--- Start Rows ---

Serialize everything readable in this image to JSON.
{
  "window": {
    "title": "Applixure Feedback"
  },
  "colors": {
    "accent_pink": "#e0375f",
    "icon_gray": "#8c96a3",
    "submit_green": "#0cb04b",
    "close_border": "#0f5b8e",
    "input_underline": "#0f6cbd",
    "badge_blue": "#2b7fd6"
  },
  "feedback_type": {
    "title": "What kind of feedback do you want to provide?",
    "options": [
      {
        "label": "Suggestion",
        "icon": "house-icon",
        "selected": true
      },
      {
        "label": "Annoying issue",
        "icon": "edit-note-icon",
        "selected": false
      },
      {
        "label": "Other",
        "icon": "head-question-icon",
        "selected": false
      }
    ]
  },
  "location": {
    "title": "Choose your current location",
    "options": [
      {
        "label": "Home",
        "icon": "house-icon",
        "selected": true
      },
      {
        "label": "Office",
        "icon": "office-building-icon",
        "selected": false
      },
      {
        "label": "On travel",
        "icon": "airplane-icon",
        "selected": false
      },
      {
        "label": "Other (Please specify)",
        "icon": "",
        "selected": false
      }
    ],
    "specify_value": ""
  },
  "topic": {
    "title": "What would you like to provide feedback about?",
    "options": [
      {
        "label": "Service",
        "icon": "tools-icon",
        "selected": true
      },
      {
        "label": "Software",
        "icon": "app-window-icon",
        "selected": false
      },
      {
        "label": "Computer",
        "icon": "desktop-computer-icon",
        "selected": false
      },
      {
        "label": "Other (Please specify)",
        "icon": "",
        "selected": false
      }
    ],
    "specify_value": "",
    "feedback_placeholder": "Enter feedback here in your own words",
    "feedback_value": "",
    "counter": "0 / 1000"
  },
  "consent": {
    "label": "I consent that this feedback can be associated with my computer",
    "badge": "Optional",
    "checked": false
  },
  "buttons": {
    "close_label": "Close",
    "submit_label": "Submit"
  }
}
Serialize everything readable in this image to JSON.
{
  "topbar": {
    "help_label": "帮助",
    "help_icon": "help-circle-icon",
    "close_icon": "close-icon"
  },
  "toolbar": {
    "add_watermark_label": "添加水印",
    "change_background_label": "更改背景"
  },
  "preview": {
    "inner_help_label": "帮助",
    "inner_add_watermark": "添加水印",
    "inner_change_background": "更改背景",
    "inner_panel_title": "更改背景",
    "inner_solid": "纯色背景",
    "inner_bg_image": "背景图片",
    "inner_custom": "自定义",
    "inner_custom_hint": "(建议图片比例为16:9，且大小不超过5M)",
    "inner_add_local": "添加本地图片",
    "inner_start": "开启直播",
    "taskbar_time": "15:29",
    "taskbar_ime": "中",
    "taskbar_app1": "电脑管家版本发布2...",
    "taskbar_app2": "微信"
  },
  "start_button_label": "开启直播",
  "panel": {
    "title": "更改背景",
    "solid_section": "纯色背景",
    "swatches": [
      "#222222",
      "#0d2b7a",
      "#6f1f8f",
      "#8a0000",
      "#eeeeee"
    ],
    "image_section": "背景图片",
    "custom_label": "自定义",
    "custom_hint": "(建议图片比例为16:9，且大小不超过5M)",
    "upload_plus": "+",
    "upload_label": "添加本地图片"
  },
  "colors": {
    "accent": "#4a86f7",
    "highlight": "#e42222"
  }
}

--- End Rows ---

● **Given request**
Retype the material above, line by line, exactly.

● **Expected answer**
Serialize everything readable in this image to JSON.
{
  "window": {
    "title": "Applixure Feedback"
  },
  "colors": {
    "accent_pink": "#e0375f",
    "icon_gray": "#8c96a3",
    "submit_green": "#0cb04b",
    "close_border": "#0f5b8e",
    "input_underline": "#0f6cbd",
    "badge_blue": "#2b7fd6"
  },
  "feedback_type": {
    "title": "What kind of feedback do you want to provide?",
    "options": [
      {
        "label": "Suggestion",
        "icon": "house-icon",
        "selected": true
      },
      {
        "label": "Annoying issue",
        "icon": "edit-note-icon",
        "selected": false
      },
      {
        "label": "Other",
        "icon": "head-question-icon",
        "selected": false
      }
    ]
  },
  "location": {
    "title": "Choose your current location",
    "options": [
      {
        "label": "Home",
        "icon": "house-icon",
        "selected": true
      },
      {
        "label": "Office",
        "icon": "office-building-icon",
        "selected": false
      },
      {
        "label": "On travel",
        "icon": "airplane-icon",
        "selected": false
      },
      {
        "label": "Other (Please specify)",
        "icon": "",
        "selected": false
      }
    ],
    "specify_value": ""
  },
  "topic": {
    "title": "What would you like to provide feedback about?",
    "options": [
      {
        "label": "Service",
        "icon": "tools-icon",
        "selected": true
      },
      {
        "label": "Software",
        "icon": "app-window-icon",
        "selected": false
      },
      {
        "label": "Computer",
        "icon": "desktop-computer-icon",
        "selected": false
      },
      {
        "label": "Other (Please specify)",
        "icon": "",
        "selected": false
      }
    ],
    "specify_value": "",
    "feedback_placeholder": "Enter feedback here in your own words",
    "feedback_value": "",
    "counter": "0 / 1000"
  },
  "consent": {
    "label": "I consent that this feedback can be associated with my computer",
    "badge": "Optional",
    "checked": false
  },
  "buttons": {
    "close_label": "Close",
    "submit_label": "Submit"
  }
}
Serialize everything readable in this image to JSON.
{
  "topbar": {
    "help_label": "帮助",
    "help_icon": "help-circle-icon",
    "close_icon": "close-icon"
  },
  "toolbar": {
    "add_watermark_label": "添加水印",
    "change_background_label": "更改背景"
  },
  "preview": {
    "inner_help_label": "帮助",
    "inner_add_watermark": "添加水印",
    "inner_change_background": "更改背景",
    "inner_panel_title": "更改背景",
    "inner_solid": "纯色背景",
    "inner_bg_image": "背景图片",
    "inner_custom": "自定义",
    "inner_custom_hint": "(建议图片比例为16:9，且大小不超过5M)",
    "inner_add_local": "添加本地图片",
    "inner_start": "开启直播",
    "taskbar_time": "15:29",
    "taskbar_ime": "中",
    "taskbar_app1": "电脑管家版本发布2...",
    "taskbar_app2": "微信"
  },
  "start_button_label": "开启直播",
  "panel": {
    "title": "更改背景",
    "solid_section": "纯色背景",
    "swatches": [
      "#222222",
      "#0d2b7a",
      "#6f1f8f",
      "#8a0000",
      "#eeeeee"
    ],
    "image_section": "背景图片",
    "custom_label": "自定义",
    "custom_hint": "(建议图片比例为16:9，且大小不超过5M)",
    "upload_plus": "+",
    "upload_label": "添加本地图片"
  },
  "colors": {
    "accent": "#4a86f7",
    "highlight": "#e42222"
  }
}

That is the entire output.